● Page excerpt:

┌────────

Who doesn't love the idea of more cars on I95?
I got to apologize if this comes off the wrong way as I respond but comments like this are quite infuriating to city planners.
1 - Widening I-95 will only make things worse. Especially if you go to more lanes than you need, more people will feel the need to use it. Now, you could be correct if you wanted to argue that VDOT needs to do two way express lanes at a lowered toll rate. That should be done. But overall widening won’t make it better.
2 - In terms of how the traffic will hit I-95, Kalahari will have a much smaller traffic impact on I-95 than Snyder new stadium. With Kalahari, people will be checking in and out all throughout the week and be arriving at different times. While, again a little correct, more cars will be on the road; the traffic rate will go up a small number per hour. Compare that to Snyder proposed stadium. That could be anywhere from 100,000 to 150,000 (depending on employees, public transit) cars hitting the road almost simultaneously on the same day of the week. Doesn’t matter what else goes on there, every Sunday, every time there’s a concert, every little event held at that potential new stadium will do far worse things to 95 than Kalahari.
3 - Kalahari most likely won’t induce new traffic on 95 that wasn’t there, rather it’s going to keep traffic off of 1, and money out of the hotels and towns along 95. It will make more cars go to a single point rather than multiple points across the highway in that area. What would need to happen for 95 to get real bad is to keep Kalahari off a poorly maintained exit that’s not intended for high traffic flow. If they can make it easily accessible and include a high flow rate exit like a diverging diamond interchange, it might have a chance at helping traffic.
4 - In discussions with other people still in the planning field, we’ve come to the conclusion that VA’s 95/81/64 issues is the lack of major highways connecting in between those points. VA desperately needs alternative routes that connect E/W and NE/SW/SE/NW to cross the state. They need a highway going N/S through Charlottesville. The reason traffic stays on 95 is more that it’s the only way N/S along with 81. So traffic to get to middle parts of the states are pushed to them.

└────────

● Required actions:
- a) Translate this sentence from the I-95 traffic comment into Spanish: "They need a highway going N/S through Charlottesville."
- b) According to the I-95 traffic comment, how many cars could the proposed stadium send onto the road almost simultaneously?
- c) In the I-95 traffic comment, retype the passage starting with "Who doesn't love" and going on through "make it better.".

● Provided data:
┌────────

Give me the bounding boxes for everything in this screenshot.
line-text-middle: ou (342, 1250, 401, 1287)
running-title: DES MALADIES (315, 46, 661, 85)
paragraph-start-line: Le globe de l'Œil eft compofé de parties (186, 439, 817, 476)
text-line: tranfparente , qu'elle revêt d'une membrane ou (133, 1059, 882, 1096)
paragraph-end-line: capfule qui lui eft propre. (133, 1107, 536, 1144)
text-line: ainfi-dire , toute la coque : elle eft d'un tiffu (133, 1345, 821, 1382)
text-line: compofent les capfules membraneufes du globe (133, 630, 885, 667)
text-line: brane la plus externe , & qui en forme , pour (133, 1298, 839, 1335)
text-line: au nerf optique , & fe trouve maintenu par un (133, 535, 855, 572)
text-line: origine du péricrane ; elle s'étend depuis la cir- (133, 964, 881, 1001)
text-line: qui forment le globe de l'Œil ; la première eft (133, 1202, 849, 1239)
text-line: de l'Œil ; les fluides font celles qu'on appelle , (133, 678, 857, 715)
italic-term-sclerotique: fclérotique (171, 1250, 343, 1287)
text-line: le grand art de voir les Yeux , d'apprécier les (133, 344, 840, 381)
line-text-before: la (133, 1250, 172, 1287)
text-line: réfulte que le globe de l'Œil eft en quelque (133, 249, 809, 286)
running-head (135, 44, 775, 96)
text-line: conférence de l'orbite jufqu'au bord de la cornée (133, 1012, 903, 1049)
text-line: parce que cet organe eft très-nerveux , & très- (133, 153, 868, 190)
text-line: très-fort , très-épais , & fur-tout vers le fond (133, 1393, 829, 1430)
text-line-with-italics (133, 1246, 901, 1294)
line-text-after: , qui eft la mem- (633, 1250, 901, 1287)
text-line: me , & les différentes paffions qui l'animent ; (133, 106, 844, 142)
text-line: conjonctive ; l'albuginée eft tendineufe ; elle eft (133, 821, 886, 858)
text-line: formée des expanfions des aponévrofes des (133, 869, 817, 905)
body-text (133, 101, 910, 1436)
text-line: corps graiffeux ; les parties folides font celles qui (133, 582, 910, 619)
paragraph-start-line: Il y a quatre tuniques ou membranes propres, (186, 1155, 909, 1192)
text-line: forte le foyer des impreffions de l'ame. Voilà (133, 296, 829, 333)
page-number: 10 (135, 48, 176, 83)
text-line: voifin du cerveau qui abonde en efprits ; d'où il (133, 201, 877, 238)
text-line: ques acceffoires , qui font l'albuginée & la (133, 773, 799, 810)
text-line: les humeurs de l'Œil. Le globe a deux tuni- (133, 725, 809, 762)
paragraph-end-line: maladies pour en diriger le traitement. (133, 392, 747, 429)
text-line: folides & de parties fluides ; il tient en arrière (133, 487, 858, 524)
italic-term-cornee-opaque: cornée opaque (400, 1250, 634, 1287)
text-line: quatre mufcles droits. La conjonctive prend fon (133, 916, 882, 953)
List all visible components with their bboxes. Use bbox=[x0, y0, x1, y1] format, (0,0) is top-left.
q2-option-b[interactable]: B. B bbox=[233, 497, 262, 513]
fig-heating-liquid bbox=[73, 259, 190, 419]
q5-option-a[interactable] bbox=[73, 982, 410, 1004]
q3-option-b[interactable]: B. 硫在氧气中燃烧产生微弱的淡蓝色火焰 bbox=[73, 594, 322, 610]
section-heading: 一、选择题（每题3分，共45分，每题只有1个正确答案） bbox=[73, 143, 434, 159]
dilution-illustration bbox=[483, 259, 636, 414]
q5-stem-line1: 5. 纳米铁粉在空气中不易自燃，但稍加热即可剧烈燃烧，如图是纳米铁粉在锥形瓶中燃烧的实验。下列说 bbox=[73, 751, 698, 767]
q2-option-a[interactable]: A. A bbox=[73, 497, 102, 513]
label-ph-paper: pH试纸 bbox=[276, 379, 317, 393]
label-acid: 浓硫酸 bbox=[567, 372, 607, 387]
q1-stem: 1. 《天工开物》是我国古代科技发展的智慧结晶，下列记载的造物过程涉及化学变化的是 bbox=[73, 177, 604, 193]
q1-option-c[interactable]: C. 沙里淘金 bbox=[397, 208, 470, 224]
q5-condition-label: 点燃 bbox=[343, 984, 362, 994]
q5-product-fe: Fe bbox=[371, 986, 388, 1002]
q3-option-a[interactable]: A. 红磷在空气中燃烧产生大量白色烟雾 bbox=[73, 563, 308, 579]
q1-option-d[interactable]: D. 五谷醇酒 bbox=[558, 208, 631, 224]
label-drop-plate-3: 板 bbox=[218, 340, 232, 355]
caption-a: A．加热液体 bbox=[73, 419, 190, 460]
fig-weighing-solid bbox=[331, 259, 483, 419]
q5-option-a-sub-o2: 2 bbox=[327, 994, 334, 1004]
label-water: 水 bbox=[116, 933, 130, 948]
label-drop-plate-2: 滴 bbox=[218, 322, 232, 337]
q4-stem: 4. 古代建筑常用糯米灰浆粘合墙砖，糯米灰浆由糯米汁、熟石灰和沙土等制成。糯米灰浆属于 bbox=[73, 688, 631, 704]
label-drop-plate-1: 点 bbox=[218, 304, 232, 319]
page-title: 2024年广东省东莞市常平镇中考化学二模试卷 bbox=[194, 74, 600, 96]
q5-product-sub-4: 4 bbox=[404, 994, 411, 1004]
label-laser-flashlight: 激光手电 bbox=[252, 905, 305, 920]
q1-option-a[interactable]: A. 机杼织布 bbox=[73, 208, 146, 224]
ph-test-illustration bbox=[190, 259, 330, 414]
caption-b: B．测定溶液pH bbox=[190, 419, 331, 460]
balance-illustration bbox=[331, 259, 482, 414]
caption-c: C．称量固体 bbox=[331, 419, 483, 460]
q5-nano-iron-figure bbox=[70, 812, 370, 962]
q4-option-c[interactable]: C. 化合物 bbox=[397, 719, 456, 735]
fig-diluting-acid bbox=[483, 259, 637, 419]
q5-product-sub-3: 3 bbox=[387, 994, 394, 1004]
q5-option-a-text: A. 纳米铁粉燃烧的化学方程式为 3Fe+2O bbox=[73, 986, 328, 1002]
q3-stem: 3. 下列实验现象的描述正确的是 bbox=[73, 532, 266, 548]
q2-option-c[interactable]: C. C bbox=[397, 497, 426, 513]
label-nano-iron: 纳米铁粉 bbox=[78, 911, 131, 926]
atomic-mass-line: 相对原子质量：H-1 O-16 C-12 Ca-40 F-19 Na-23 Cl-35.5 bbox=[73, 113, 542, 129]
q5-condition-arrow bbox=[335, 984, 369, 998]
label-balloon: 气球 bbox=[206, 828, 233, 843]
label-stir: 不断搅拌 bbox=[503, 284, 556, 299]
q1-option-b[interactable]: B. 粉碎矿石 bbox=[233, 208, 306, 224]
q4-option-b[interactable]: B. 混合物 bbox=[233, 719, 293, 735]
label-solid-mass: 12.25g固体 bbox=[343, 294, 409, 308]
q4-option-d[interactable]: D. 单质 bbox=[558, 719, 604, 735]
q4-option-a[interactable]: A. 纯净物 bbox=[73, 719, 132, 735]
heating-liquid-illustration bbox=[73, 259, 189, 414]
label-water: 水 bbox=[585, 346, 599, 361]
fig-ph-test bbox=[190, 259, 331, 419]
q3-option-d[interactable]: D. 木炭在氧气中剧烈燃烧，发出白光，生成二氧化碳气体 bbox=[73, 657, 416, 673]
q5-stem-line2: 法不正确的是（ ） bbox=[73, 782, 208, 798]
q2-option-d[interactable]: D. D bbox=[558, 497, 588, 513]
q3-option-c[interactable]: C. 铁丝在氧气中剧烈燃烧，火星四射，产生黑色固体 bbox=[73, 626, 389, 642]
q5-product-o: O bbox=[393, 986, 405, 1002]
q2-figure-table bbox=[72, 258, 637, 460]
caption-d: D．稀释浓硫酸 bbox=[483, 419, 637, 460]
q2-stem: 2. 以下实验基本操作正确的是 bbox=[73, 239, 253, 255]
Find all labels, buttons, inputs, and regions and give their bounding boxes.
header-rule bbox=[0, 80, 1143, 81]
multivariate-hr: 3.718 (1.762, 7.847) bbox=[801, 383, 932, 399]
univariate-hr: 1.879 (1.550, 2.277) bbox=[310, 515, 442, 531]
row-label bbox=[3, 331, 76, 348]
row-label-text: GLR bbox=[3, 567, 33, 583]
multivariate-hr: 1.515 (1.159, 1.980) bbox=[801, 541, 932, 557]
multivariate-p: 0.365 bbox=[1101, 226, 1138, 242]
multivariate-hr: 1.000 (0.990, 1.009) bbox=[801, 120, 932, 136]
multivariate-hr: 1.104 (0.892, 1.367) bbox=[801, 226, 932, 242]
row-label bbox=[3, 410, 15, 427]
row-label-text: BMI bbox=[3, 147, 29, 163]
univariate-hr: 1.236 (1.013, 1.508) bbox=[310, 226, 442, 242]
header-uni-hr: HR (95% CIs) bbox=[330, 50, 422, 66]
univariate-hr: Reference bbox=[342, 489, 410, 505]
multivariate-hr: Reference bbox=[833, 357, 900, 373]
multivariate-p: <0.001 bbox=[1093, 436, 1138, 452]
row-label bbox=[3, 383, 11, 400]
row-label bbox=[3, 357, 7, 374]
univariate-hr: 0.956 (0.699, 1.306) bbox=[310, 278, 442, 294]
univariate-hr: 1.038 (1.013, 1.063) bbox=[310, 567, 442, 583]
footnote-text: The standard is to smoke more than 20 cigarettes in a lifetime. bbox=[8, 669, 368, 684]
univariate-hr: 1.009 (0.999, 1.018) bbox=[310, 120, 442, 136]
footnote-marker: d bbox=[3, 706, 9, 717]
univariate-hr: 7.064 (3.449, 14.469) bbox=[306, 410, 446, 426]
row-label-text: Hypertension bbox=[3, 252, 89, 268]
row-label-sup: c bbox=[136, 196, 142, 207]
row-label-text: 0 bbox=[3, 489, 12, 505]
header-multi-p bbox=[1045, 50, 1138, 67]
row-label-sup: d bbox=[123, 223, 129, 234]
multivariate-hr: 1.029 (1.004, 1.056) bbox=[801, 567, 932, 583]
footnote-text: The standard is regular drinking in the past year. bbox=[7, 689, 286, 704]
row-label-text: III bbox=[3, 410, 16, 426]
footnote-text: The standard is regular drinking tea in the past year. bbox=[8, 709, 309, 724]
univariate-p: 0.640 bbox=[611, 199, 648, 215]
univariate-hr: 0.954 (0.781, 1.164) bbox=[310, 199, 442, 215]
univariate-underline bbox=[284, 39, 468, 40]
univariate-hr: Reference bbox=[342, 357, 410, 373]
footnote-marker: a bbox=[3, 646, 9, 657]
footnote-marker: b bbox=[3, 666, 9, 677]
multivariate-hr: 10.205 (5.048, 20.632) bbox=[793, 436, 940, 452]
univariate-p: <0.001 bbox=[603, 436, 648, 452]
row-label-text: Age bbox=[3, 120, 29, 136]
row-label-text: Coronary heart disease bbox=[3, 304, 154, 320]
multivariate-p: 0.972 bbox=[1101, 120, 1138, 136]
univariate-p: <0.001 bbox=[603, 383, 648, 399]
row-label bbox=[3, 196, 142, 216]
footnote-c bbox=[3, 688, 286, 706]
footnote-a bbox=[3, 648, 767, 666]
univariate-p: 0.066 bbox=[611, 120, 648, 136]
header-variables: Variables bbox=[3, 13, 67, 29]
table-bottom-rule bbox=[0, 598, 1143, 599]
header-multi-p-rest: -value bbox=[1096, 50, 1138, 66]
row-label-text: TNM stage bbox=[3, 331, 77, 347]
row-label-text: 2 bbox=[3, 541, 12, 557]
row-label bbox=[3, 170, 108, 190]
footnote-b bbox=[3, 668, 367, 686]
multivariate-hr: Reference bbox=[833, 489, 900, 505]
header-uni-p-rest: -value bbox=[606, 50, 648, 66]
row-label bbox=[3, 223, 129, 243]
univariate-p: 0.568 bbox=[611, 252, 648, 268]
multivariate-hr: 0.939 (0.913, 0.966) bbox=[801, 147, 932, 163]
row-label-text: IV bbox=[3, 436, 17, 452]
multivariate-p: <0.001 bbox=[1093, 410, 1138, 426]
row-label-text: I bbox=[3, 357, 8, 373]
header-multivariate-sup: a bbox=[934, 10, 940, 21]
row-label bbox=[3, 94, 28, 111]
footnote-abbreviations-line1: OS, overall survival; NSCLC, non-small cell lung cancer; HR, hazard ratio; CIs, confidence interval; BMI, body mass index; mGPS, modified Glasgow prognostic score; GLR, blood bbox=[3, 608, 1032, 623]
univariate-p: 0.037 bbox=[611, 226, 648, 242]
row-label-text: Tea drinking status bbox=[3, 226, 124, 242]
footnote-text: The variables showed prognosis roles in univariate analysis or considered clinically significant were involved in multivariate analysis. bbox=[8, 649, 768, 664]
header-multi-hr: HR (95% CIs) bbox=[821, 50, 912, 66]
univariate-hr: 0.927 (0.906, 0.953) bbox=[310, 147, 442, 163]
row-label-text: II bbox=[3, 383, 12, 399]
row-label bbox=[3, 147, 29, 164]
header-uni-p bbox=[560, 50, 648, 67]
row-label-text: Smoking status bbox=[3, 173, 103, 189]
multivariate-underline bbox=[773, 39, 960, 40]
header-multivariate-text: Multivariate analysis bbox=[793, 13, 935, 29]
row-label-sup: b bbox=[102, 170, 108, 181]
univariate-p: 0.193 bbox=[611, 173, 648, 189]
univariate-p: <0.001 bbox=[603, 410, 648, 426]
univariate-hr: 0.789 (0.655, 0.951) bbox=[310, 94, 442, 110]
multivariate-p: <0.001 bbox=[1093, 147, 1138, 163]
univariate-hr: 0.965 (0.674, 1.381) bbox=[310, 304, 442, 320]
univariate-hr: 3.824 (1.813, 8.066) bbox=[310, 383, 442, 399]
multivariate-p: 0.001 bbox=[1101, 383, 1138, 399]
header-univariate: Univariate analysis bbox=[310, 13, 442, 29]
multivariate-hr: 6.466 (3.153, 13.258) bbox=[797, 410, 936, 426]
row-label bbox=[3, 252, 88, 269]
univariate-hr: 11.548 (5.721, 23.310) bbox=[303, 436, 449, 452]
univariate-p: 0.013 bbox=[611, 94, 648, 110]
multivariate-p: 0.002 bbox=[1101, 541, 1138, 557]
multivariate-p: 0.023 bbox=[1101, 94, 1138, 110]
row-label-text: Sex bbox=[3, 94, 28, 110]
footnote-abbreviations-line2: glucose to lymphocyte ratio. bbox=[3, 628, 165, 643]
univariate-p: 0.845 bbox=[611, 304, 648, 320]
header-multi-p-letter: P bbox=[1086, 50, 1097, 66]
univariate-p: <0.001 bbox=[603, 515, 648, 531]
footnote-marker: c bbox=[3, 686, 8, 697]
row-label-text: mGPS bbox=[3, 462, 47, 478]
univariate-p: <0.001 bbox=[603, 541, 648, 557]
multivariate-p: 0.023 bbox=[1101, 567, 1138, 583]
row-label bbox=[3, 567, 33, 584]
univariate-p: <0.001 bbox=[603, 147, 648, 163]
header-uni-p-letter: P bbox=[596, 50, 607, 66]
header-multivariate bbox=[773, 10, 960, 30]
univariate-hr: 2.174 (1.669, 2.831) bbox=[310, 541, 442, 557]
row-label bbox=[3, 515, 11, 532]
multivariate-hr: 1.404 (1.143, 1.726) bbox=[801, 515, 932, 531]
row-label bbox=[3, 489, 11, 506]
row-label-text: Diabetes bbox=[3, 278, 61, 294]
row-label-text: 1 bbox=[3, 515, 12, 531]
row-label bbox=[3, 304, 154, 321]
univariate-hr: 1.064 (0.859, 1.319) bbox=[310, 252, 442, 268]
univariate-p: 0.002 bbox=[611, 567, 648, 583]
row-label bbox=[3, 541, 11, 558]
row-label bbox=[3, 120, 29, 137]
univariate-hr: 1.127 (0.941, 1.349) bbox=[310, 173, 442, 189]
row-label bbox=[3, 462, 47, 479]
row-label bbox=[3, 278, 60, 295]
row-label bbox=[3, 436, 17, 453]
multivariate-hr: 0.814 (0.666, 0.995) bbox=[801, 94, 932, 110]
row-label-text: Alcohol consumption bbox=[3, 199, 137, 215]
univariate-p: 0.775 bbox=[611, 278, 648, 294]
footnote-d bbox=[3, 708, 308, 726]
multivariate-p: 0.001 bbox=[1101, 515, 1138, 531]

└────────

● Answers provided:
- a) Necesitan una autopista que vaya de norte a sur pasando por Charlottesville.

- b) Anywhere from 100,000 to 150,000 cars.

- c)
Who doesn't love the idea of more cars on I95?
I got to apologize if this comes off the wrong way as I respond but comments like this are quite infuriating to city planners.
1 - Widening I-95 will only make things worse. Especially if you go to more lanes than you need, more people will feel the need to use it. Now, you could be correct if you wanted to argue that VDOT needs to do two way express lanes at a lowered toll rate. That should be done. But overall widening won’t make it better.